• **What you are asked to do**: For each line in the data below that holds "JSON", return a copy.

• **Raw data**:
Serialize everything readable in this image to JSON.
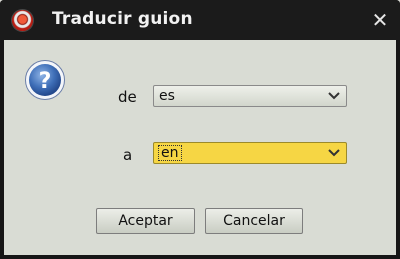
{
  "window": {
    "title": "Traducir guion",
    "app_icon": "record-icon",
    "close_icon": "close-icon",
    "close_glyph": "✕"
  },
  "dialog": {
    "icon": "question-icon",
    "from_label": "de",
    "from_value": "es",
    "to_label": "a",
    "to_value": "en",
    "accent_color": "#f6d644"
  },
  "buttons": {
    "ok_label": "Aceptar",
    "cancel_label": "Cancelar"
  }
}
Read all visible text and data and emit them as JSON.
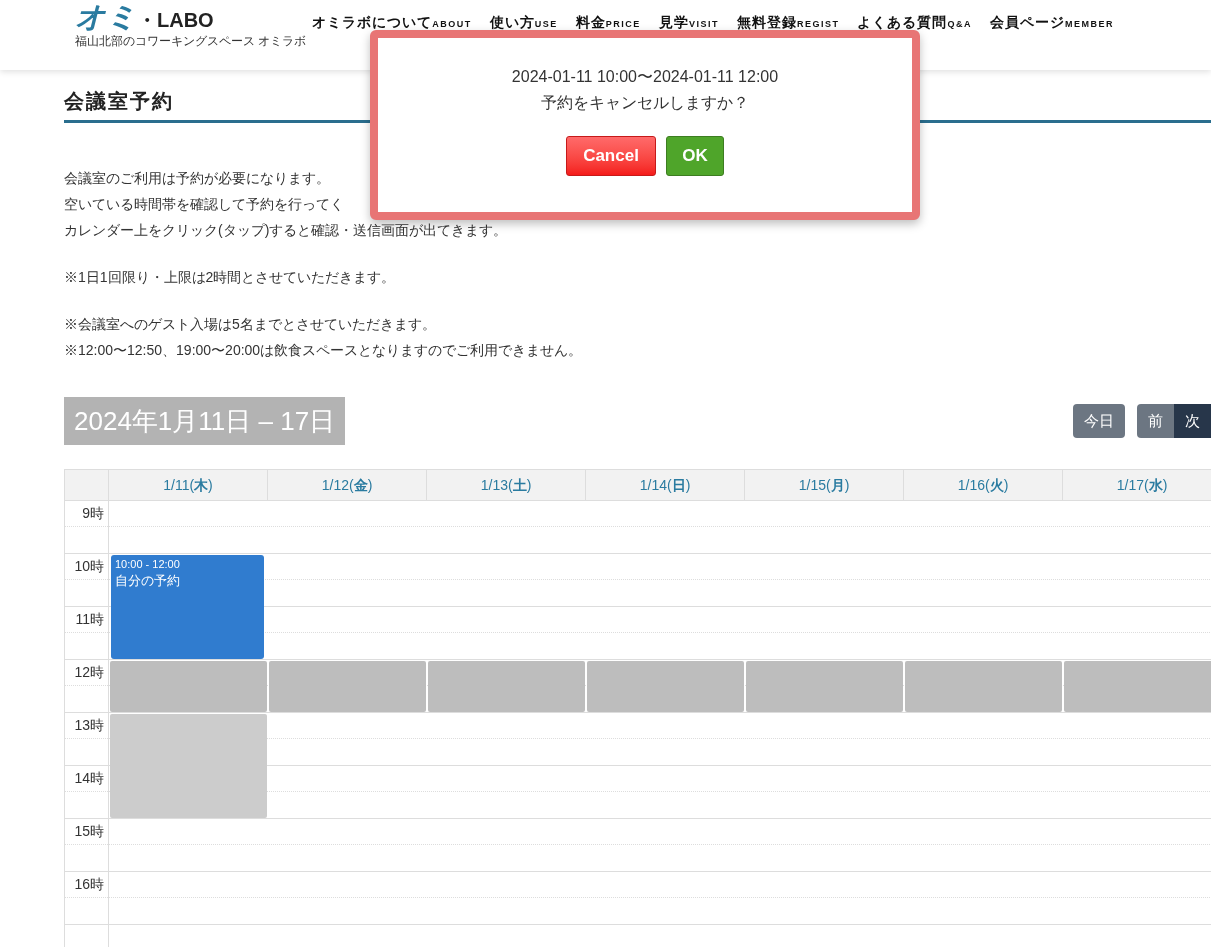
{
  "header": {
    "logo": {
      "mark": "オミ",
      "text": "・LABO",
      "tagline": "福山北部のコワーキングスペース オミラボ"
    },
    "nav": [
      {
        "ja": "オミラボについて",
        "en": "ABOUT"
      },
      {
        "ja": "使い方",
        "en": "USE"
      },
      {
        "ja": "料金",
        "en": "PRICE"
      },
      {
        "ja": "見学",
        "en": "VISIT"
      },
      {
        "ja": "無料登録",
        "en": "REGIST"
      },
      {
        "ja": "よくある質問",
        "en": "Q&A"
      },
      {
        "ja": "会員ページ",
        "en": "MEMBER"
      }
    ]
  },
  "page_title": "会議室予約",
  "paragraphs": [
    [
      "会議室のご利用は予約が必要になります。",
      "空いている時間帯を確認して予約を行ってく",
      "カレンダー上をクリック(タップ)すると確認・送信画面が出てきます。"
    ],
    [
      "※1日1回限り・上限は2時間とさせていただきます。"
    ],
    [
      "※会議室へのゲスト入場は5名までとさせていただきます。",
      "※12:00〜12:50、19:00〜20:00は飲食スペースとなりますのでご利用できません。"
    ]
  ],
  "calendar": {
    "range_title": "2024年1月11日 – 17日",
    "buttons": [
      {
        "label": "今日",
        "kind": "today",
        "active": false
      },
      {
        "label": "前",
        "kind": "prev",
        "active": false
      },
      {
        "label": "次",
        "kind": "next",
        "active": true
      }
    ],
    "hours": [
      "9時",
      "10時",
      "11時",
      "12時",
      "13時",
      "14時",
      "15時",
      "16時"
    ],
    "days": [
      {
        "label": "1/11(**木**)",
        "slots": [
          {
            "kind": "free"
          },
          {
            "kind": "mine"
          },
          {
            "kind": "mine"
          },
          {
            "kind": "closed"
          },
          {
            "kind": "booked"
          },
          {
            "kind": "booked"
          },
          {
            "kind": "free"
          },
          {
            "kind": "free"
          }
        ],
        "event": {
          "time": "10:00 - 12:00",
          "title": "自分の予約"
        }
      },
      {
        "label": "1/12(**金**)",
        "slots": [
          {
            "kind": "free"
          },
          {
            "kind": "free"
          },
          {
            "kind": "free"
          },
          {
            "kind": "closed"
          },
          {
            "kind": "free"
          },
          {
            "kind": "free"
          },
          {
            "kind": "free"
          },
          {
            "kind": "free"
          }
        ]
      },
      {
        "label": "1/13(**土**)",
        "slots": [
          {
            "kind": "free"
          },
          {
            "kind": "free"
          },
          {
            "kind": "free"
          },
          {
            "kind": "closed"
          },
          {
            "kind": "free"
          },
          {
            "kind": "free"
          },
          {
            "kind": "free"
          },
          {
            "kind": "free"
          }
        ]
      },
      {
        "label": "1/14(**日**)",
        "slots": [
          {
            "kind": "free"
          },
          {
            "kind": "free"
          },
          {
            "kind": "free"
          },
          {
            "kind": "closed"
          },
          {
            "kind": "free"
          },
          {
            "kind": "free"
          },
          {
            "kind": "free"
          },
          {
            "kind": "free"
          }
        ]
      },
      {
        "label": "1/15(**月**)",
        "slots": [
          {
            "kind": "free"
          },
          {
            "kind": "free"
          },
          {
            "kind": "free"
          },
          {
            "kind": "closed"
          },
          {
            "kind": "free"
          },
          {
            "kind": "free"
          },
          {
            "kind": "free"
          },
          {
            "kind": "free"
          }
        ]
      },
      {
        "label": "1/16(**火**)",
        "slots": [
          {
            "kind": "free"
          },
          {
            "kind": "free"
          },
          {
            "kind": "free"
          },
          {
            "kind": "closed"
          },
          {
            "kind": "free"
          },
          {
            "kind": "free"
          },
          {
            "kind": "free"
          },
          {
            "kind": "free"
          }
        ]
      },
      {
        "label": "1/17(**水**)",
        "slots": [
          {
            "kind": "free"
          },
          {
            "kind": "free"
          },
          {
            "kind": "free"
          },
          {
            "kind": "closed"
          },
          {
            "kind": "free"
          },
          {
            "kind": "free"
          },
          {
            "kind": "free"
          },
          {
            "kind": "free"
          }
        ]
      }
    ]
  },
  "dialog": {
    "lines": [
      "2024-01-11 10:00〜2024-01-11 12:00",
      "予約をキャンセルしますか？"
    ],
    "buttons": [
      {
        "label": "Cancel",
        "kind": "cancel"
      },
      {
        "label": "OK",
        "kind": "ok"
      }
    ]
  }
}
==
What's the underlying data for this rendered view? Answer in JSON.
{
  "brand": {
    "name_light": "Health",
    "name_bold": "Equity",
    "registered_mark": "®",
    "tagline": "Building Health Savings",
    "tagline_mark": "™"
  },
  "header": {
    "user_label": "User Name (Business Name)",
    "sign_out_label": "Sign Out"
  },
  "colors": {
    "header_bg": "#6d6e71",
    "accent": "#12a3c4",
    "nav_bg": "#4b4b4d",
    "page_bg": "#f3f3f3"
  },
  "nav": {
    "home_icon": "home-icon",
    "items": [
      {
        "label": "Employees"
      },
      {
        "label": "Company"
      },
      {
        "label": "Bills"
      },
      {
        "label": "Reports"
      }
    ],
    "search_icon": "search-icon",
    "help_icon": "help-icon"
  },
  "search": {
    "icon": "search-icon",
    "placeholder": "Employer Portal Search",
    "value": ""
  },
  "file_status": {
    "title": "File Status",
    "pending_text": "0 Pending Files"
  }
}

• **The solution**:
Serialize everything readable in this image to JSON.
Read all visible text and data and emit them as JSON.
What's the underlying data for this rendered view? Answer in JSON.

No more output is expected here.